> **GIVEN DATA**:
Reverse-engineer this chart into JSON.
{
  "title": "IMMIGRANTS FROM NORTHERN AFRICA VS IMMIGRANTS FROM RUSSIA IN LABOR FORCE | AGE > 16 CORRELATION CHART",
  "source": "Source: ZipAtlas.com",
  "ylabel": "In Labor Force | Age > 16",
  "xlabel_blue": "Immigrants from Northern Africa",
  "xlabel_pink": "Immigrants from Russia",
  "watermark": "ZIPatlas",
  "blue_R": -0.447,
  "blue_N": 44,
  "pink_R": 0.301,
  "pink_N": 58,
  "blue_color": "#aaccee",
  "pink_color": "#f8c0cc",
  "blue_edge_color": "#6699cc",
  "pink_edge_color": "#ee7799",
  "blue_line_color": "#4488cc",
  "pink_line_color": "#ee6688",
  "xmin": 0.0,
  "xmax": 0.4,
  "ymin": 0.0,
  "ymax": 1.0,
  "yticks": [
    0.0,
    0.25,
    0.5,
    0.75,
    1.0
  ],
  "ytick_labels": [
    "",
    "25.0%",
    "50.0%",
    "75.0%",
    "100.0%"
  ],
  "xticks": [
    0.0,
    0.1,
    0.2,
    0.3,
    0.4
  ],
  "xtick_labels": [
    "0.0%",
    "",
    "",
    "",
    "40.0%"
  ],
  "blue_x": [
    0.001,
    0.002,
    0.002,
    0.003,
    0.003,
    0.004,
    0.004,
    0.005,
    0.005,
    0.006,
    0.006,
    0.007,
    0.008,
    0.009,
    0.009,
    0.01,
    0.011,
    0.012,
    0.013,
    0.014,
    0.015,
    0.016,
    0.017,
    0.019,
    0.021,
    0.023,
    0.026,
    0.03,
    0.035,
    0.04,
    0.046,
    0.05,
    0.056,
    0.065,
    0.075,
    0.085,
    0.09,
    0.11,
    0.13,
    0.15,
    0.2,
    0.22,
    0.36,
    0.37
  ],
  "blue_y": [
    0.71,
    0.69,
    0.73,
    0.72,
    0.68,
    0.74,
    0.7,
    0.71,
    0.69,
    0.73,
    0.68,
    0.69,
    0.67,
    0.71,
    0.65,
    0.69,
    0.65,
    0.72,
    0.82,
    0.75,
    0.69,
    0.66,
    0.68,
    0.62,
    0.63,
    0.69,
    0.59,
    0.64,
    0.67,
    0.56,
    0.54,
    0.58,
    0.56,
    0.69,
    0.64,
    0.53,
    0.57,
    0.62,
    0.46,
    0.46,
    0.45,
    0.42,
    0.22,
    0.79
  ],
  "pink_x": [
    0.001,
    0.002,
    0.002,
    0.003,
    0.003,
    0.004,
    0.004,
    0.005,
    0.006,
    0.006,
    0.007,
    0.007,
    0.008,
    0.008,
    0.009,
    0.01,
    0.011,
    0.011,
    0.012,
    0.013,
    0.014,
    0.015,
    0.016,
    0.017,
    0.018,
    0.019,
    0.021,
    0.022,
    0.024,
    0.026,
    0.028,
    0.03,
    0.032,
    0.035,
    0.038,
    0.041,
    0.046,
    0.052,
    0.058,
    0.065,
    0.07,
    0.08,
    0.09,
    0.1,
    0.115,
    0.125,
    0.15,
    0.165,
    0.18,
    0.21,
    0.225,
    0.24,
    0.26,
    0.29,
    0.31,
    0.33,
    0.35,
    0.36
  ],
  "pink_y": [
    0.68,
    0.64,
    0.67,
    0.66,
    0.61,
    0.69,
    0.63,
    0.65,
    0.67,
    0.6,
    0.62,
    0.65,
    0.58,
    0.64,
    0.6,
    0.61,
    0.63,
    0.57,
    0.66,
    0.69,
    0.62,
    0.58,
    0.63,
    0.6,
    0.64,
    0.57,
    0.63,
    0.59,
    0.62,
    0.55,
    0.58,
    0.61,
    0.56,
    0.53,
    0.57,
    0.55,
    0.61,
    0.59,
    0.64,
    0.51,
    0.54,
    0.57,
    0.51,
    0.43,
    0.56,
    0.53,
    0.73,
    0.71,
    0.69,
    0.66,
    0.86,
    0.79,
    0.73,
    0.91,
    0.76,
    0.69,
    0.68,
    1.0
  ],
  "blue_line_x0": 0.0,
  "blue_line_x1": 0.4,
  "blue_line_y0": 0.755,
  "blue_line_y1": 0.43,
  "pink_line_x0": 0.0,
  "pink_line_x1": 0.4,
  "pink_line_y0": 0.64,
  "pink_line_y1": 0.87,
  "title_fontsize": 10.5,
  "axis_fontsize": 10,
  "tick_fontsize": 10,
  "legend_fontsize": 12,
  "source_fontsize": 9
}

> **TASK DIRECTIONS**: Nothing should be changed: write out all of the data as is.

> **FULL OUTPUT**:
Reverse-engineer this chart into JSON.
{
  "title": "IMMIGRANTS FROM NORTHERN AFRICA VS IMMIGRANTS FROM RUSSIA IN LABOR FORCE | AGE > 16 CORRELATION CHART",
  "source": "Source: ZipAtlas.com",
  "ylabel": "In Labor Force | Age > 16",
  "xlabel_blue": "Immigrants from Northern Africa",
  "xlabel_pink": "Immigrants from Russia",
  "watermark": "ZIPatlas",
  "blue_R": -0.447,
  "blue_N": 44,
  "pink_R": 0.301,
  "pink_N": 58,
  "blue_color": "#aaccee",
  "pink_color": "#f8c0cc",
  "blue_edge_color": "#6699cc",
  "pink_edge_color": "#ee7799",
  "blue_line_color": "#4488cc",
  "pink_line_color": "#ee6688",
  "xmin": 0.0,
  "xmax": 0.4,
  "ymin": 0.0,
  "ymax": 1.0,
  "yticks": [
    0.0,
    0.25,
    0.5,
    0.75,
    1.0
  ],
  "ytick_labels": [
    "",
    "25.0%",
    "50.0%",
    "75.0%",
    "100.0%"
  ],
  "xticks": [
    0.0,
    0.1,
    0.2,
    0.3,
    0.4
  ],
  "xtick_labels": [
    "0.0%",
    "",
    "",
    "",
    "40.0%"
  ],
  "blue_x": [
    0.001,
    0.002,
    0.002,
    0.003,
    0.003,
    0.004,
    0.004,
    0.005,
    0.005,
    0.006,
    0.006,
    0.007,
    0.008,
    0.009,
    0.009,
    0.01,
    0.011,
    0.012,
    0.013,
    0.014,
    0.015,
    0.016,
    0.017,
    0.019,
    0.021,
    0.023,
    0.026,
    0.03,
    0.035,
    0.04,
    0.046,
    0.05,
    0.056,
    0.065,
    0.075,
    0.085,
    0.09,
    0.11,
    0.13,
    0.15,
    0.2,
    0.22,
    0.36,
    0.37
  ],
  "blue_y": [
    0.71,
    0.69,
    0.73,
    0.72,
    0.68,
    0.74,
    0.7,
    0.71,
    0.69,
    0.73,
    0.68,
    0.69,
    0.67,
    0.71,
    0.65,
    0.69,
    0.65,
    0.72,
    0.82,
    0.75,
    0.69,
    0.66,
    0.68,
    0.62,
    0.63,
    0.69,
    0.59,
    0.64,
    0.67,
    0.56,
    0.54,
    0.58,
    0.56,
    0.69,
    0.64,
    0.53,
    0.57,
    0.62,
    0.46,
    0.46,
    0.45,
    0.42,
    0.22,
    0.79
  ],
  "pink_x": [
    0.001,
    0.002,
    0.002,
    0.003,
    0.003,
    0.004,
    0.004,
    0.005,
    0.006,
    0.006,
    0.007,
    0.007,
    0.008,
    0.008,
    0.009,
    0.01,
    0.011,
    0.011,
    0.012,
    0.013,
    0.014,
    0.015,
    0.016,
    0.017,
    0.018,
    0.019,
    0.021,
    0.022,
    0.024,
    0.026,
    0.028,
    0.03,
    0.032,
    0.035,
    0.038,
    0.041,
    0.046,
    0.052,
    0.058,
    0.065,
    0.07,
    0.08,
    0.09,
    0.1,
    0.115,
    0.125,
    0.15,
    0.165,
    0.18,
    0.21,
    0.225,
    0.24,
    0.26,
    0.29,
    0.31,
    0.33,
    0.35,
    0.36
  ],
  "pink_y": [
    0.68,
    0.64,
    0.67,
    0.66,
    0.61,
    0.69,
    0.63,
    0.65,
    0.67,
    0.6,
    0.62,
    0.65,
    0.58,
    0.64,
    0.6,
    0.61,
    0.63,
    0.57,
    0.66,
    0.69,
    0.62,
    0.58,
    0.63,
    0.6,
    0.64,
    0.57,
    0.63,
    0.59,
    0.62,
    0.55,
    0.58,
    0.61,
    0.56,
    0.53,
    0.57,
    0.55,
    0.61,
    0.59,
    0.64,
    0.51,
    0.54,
    0.57,
    0.51,
    0.43,
    0.56,
    0.53,
    0.73,
    0.71,
    0.69,
    0.66,
    0.86,
    0.79,
    0.73,
    0.91,
    0.76,
    0.69,
    0.68,
    1.0
  ],
  "blue_line_x0": 0.0,
  "blue_line_x1": 0.4,
  "blue_line_y0": 0.755,
  "blue_line_y1": 0.43,
  "pink_line_x0": 0.0,
  "pink_line_x1": 0.4,
  "pink_line_y0": 0.64,
  "pink_line_y1": 0.87,
  "title_fontsize": 10.5,
  "axis_fontsize": 10,
  "tick_fontsize": 10,
  "legend_fontsize": 12,
  "source_fontsize": 9
}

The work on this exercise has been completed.